:: Work to complete ::
The records below must be written out exactly, with every picture left behind.

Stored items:
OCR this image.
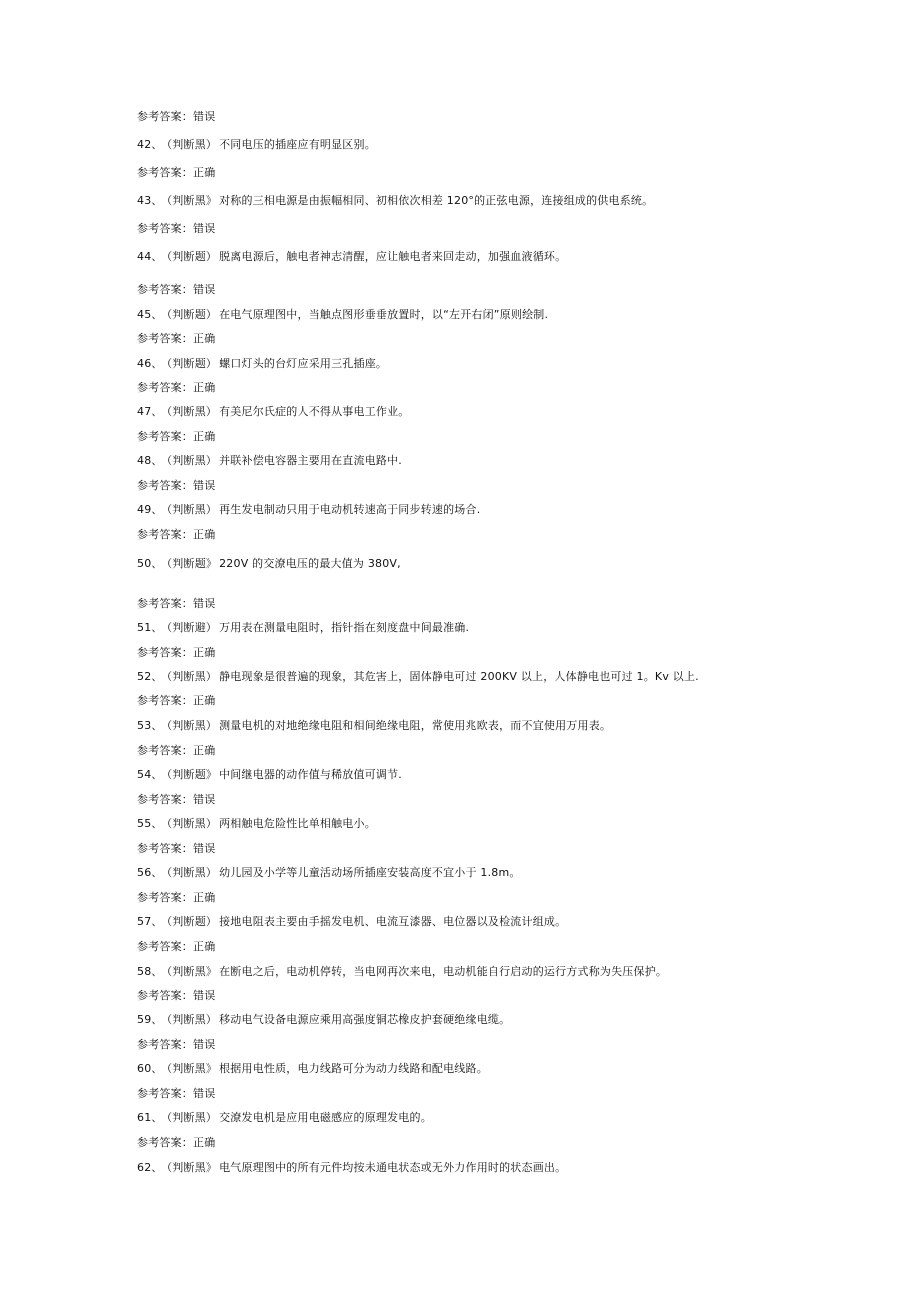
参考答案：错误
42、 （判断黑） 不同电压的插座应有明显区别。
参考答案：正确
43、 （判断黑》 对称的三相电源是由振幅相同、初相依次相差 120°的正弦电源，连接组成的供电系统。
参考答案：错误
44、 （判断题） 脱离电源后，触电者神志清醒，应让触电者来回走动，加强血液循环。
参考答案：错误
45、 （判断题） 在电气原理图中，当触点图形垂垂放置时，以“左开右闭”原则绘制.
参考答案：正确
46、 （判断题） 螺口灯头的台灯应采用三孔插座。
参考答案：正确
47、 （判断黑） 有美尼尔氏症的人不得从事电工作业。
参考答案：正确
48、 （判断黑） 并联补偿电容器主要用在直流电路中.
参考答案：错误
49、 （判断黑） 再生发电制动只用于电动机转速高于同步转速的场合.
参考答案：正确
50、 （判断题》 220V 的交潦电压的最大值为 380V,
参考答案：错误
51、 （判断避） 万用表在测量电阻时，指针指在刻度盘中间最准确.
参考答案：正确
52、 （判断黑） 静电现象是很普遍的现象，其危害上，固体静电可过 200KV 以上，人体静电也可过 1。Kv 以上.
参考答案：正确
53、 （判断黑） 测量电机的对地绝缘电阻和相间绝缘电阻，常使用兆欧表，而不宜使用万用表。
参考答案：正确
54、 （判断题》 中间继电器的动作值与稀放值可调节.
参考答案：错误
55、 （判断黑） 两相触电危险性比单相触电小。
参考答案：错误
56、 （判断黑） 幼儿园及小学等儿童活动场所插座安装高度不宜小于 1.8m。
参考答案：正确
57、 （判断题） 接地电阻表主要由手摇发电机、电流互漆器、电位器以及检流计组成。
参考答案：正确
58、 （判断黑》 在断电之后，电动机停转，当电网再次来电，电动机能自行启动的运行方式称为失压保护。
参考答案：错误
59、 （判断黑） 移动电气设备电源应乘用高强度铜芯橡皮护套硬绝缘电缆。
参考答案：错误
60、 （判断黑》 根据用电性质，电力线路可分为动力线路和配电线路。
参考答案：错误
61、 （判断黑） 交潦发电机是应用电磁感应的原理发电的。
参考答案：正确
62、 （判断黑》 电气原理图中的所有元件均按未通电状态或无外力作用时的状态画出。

:: Solution to the exercise ::
OCR this image.
参考答案：错误
42、 （判断黑） 不同电压的插座应有明显区别。
参考答案：正确
43、 （判断黑》 对称的三相电源是由振幅相同、初相依次相差 120°的正弦电源，连接组成的供电系统。
参考答案：错误
44、 （判断题） 脱离电源后，触电者神志清醒，应让触电者来回走动，加强血液循环。
参考答案：错误
45、 （判断题） 在电气原理图中，当触点图形垂垂放置时，以“左开右闭”原则绘制.
参考答案：正确
46、 （判断题） 螺口灯头的台灯应采用三孔插座。
参考答案：正确
47、 （判断黑） 有美尼尔氏症的人不得从事电工作业。
参考答案：正确
48、 （判断黑） 并联补偿电容器主要用在直流电路中.
参考答案：错误
49、 （判断黑） 再生发电制动只用于电动机转速高于同步转速的场合.
参考答案：正确
50、 （判断题》 220V 的交潦电压的最大值为 380V,
参考答案：错误
51、 （判断避） 万用表在测量电阻时，指针指在刻度盘中间最准确.
参考答案：正确
52、 （判断黑） 静电现象是很普遍的现象，其危害上，固体静电可过 200KV 以上，人体静电也可过 1。Kv 以上.
参考答案：正确
53、 （判断黑） 测量电机的对地绝缘电阻和相间绝缘电阻，常使用兆欧表，而不宜使用万用表。
参考答案：正确
54、 （判断题》 中间继电器的动作值与稀放值可调节.
参考答案：错误
55、 （判断黑） 两相触电危险性比单相触电小。
参考答案：错误
56、 （判断黑） 幼儿园及小学等儿童活动场所插座安装高度不宜小于 1.8m。
参考答案：正确
57、 （判断题） 接地电阻表主要由手摇发电机、电流互漆器、电位器以及检流计组成。
参考答案：正确
58、 （判断黑》 在断电之后，电动机停转，当电网再次来电，电动机能自行启动的运行方式称为失压保护。
参考答案：错误
59、 （判断黑） 移动电气设备电源应乘用高强度铜芯橡皮护套硬绝缘电缆。
参考答案：错误
60、 （判断黑》 根据用电性质，电力线路可分为动力线路和配电线路。
参考答案：错误
61、 （判断黑） 交潦发电机是应用电磁感应的原理发电的。
参考答案：正确
62、 （判断黑》 电气原理图中的所有元件均按未通电状态或无外力作用时的状态画出。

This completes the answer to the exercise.